Lines holding the string "inequalities" are the ones to copy; find them all in the data.

----------------------------------------

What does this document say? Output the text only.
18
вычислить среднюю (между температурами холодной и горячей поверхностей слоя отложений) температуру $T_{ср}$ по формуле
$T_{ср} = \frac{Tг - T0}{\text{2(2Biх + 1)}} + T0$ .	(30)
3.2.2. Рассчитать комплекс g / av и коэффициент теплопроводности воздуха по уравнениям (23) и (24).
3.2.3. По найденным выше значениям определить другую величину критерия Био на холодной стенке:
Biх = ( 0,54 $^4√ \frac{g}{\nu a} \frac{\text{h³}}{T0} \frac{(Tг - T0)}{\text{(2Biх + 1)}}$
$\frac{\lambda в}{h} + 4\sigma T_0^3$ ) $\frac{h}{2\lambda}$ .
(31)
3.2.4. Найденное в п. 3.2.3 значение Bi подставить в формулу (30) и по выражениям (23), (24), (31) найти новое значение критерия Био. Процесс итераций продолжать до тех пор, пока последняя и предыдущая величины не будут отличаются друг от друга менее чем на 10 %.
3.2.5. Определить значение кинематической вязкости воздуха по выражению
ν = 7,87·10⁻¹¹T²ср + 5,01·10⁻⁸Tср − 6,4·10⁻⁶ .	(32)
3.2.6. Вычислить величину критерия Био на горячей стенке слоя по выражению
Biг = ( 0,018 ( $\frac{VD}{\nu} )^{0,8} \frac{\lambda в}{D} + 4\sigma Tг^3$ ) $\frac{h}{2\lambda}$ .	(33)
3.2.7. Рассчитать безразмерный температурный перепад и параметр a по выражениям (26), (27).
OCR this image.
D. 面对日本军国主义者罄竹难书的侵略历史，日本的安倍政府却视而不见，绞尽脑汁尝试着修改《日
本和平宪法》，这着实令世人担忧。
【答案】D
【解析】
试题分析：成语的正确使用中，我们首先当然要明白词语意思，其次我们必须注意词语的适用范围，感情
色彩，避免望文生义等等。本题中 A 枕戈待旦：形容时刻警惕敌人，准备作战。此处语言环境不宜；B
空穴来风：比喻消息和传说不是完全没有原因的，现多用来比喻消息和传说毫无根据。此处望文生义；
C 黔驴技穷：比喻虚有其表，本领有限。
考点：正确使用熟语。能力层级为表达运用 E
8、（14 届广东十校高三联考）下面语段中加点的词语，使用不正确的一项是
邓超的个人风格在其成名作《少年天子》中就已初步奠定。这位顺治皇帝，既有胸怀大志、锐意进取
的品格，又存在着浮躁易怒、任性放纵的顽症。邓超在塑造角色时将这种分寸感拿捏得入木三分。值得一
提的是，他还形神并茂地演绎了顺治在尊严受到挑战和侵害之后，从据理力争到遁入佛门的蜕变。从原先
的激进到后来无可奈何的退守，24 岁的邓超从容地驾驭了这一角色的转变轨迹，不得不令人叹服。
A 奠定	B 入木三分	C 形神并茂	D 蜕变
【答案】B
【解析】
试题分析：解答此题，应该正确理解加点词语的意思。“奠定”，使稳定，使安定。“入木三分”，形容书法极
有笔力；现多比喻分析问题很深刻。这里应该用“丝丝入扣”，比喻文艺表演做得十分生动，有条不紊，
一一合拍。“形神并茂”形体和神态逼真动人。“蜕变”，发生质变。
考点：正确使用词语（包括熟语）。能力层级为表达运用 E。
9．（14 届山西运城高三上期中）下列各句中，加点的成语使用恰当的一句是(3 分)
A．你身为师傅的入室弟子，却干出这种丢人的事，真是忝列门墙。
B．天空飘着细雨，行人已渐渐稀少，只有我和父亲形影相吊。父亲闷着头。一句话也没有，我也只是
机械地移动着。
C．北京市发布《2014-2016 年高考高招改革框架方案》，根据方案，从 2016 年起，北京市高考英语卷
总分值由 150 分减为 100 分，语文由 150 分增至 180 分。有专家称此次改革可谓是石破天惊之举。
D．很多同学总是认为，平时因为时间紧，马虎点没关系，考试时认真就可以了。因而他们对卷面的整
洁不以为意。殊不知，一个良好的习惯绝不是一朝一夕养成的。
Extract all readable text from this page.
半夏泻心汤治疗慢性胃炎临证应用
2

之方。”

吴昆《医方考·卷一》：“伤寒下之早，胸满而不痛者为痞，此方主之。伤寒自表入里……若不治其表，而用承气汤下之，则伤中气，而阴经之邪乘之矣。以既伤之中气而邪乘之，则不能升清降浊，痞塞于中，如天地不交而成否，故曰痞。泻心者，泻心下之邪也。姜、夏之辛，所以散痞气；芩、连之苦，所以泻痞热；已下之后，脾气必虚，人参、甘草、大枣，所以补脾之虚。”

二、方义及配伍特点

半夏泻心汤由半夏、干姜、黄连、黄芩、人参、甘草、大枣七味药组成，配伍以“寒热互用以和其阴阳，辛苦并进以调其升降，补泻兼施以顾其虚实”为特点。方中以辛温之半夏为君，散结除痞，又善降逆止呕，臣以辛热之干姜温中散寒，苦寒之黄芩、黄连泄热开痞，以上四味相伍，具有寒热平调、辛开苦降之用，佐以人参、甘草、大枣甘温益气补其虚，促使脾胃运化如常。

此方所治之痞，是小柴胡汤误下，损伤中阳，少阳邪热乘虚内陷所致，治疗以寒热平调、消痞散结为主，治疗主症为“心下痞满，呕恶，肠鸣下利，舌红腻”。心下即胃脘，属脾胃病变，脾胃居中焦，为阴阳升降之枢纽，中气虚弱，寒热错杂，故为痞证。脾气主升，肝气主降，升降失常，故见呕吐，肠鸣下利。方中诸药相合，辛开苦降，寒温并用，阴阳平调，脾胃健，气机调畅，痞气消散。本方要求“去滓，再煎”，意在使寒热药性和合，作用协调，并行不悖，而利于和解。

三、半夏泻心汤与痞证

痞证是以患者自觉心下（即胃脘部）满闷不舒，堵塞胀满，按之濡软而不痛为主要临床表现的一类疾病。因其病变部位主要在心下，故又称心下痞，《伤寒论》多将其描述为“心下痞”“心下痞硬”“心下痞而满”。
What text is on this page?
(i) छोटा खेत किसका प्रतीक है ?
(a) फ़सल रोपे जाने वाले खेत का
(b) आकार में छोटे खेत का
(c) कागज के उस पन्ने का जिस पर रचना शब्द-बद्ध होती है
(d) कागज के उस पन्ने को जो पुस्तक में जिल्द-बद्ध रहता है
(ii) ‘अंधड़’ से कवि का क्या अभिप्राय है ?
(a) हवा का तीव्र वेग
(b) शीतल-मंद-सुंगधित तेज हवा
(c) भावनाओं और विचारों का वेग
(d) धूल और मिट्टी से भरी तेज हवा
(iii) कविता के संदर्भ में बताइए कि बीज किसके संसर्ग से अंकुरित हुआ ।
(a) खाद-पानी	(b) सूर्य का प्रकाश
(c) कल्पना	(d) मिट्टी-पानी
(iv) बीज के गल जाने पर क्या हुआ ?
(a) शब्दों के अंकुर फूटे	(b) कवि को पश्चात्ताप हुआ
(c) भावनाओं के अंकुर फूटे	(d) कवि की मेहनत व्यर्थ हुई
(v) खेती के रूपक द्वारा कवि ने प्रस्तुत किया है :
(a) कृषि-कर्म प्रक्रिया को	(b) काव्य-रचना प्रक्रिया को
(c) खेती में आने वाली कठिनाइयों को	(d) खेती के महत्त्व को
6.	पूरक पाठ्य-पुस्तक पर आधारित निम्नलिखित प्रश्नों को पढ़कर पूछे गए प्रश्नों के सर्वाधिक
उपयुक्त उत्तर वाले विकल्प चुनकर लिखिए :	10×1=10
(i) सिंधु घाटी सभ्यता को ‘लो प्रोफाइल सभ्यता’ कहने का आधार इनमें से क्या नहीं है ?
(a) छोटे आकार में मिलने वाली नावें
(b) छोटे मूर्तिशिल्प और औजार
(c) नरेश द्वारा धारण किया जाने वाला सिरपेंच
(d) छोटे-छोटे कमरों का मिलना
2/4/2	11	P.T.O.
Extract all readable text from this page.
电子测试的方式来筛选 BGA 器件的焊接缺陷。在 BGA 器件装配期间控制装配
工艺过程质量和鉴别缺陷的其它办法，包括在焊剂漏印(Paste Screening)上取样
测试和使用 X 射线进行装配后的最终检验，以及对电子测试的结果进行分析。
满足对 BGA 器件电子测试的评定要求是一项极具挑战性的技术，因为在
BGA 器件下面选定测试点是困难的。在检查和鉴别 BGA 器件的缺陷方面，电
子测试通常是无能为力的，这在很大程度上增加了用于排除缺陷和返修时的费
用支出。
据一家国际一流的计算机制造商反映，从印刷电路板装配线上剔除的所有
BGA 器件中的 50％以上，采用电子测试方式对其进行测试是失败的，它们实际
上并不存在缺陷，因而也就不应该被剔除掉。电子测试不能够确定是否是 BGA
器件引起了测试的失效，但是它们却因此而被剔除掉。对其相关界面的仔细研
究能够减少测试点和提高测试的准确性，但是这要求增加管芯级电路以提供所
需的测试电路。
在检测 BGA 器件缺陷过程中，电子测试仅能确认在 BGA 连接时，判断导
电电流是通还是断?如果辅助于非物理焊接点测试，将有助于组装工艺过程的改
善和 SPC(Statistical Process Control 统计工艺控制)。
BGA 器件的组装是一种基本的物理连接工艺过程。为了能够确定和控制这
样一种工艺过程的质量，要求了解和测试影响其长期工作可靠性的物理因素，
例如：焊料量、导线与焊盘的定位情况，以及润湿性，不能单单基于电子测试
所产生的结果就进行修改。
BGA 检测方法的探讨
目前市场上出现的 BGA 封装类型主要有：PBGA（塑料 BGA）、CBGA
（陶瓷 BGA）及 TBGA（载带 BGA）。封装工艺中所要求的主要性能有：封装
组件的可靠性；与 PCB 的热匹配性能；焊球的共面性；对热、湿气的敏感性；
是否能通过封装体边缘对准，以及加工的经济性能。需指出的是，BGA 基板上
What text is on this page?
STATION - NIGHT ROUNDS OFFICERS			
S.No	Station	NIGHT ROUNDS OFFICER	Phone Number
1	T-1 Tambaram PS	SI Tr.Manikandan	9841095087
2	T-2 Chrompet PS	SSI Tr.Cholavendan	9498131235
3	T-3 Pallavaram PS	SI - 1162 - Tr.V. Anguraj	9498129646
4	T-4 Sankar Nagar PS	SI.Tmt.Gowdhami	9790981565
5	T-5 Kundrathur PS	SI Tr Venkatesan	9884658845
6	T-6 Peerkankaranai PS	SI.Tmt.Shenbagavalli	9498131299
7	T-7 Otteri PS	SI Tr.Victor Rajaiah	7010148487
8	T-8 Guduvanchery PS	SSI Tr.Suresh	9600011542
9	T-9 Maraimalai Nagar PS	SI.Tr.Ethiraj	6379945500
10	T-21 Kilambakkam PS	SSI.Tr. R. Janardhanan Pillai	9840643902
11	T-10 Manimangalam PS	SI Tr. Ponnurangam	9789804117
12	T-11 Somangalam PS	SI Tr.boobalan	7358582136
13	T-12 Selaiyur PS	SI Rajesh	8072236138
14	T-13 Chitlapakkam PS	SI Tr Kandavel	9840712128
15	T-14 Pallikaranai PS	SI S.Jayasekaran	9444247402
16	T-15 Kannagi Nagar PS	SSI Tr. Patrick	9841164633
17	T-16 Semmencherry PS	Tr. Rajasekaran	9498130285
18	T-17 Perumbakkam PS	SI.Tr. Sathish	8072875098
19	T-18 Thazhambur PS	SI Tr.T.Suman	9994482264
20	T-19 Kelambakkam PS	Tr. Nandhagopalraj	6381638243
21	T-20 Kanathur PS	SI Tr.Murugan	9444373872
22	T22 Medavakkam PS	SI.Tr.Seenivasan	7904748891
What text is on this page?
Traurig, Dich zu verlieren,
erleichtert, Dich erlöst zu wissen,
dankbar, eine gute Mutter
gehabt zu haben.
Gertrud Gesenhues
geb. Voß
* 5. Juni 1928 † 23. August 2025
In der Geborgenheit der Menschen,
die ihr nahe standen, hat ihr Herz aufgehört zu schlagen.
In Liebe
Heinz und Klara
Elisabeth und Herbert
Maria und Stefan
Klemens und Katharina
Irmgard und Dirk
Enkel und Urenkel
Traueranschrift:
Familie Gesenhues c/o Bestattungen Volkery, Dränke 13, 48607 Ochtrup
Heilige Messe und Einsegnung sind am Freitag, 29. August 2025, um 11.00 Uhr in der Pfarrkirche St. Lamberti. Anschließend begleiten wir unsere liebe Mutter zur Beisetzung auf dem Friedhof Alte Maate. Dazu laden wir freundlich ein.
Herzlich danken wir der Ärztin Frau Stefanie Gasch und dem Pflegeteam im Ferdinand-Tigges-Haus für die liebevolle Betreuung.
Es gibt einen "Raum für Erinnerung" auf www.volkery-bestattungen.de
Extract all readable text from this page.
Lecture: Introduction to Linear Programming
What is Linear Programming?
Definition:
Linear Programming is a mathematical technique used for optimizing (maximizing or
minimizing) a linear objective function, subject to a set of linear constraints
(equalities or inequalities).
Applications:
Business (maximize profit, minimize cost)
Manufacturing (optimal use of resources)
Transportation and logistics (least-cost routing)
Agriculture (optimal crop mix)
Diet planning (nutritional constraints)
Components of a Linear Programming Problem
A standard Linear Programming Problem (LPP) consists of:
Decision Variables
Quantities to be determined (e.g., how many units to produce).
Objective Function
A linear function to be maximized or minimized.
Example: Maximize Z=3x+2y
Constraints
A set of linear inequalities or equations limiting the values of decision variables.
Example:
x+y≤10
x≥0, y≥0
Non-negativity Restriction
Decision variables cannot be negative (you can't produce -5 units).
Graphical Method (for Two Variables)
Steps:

----------------------------------------

:: Result ::
(equalities or inequalities).
A set of linear inequalities or equations limiting the values of decision variables.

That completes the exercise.